START Provided data
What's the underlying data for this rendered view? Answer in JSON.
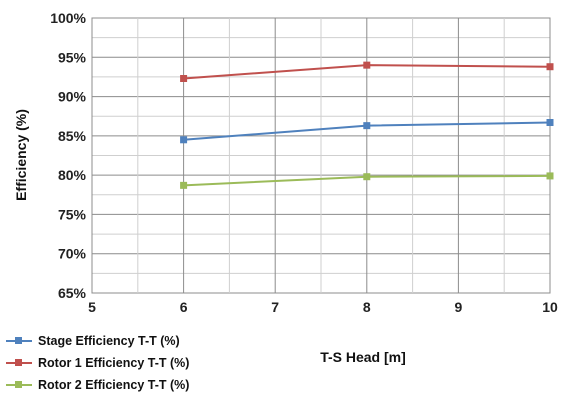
{
  "chart_data": {
    "type": "line",
    "xlabel": "T-S Head [m]",
    "ylabel": "Efficiency (%)",
    "xlim": [
      5,
      10
    ],
    "ylim": [
      65,
      100
    ],
    "x_ticks": [
      "5",
      "6",
      "7",
      "8",
      "9",
      "10"
    ],
    "y_ticks": [
      "65%",
      "70%",
      "75%",
      "80%",
      "85%",
      "90%",
      "95%",
      "100%"
    ],
    "grid": true,
    "legend_position": "bottom-left",
    "x": [
      6,
      8,
      10
    ],
    "series": [
      {
        "name": "Stage Efficiency T-T (%)",
        "color": "#4f81bd",
        "values": [
          84.5,
          86.3,
          86.7
        ]
      },
      {
        "name": "Rotor 1 Efficiency T-T (%)",
        "color": "#c0504d",
        "values": [
          92.3,
          94.0,
          93.8
        ]
      },
      {
        "name": "Rotor 2 Efficiency T-T (%)",
        "color": "#9bbb59",
        "values": [
          78.7,
          79.8,
          79.9
        ]
      }
    ]
  }
}
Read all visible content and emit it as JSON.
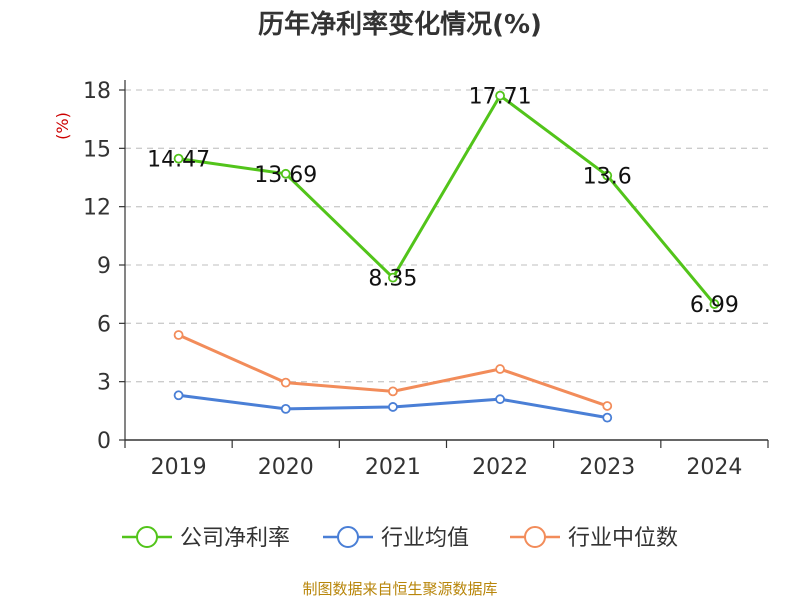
END Provided data
- Job: Without the pictures, transcribe the listing above exactly.

- Exercise result:
What's the underlying data for this rendered view? Answer in JSON.
{
  "chart_data": {
    "type": "line",
    "xlabel": "T-S Head [m]",
    "ylabel": "Efficiency (%)",
    "xlim": [
      5,
      10
    ],
    "ylim": [
      65,
      100
    ],
    "x_ticks": [
      "5",
      "6",
      "7",
      "8",
      "9",
      "10"
    ],
    "y_ticks": [
      "65%",
      "70%",
      "75%",
      "80%",
      "85%",
      "90%",
      "95%",
      "100%"
    ],
    "grid": true,
    "legend_position": "bottom-left",
    "x": [
      6,
      8,
      10
    ],
    "series": [
      {
        "name": "Stage Efficiency T-T (%)",
        "color": "#4f81bd",
        "values": [
          84.5,
          86.3,
          86.7
        ]
      },
      {
        "name": "Rotor 1 Efficiency T-T (%)",
        "color": "#c0504d",
        "values": [
          92.3,
          94.0,
          93.8
        ]
      },
      {
        "name": "Rotor 2 Efficiency T-T (%)",
        "color": "#9bbb59",
        "values": [
          78.7,
          79.8,
          79.9
        ]
      }
    ]
  }
}
Read all visible content and emit it as JSON.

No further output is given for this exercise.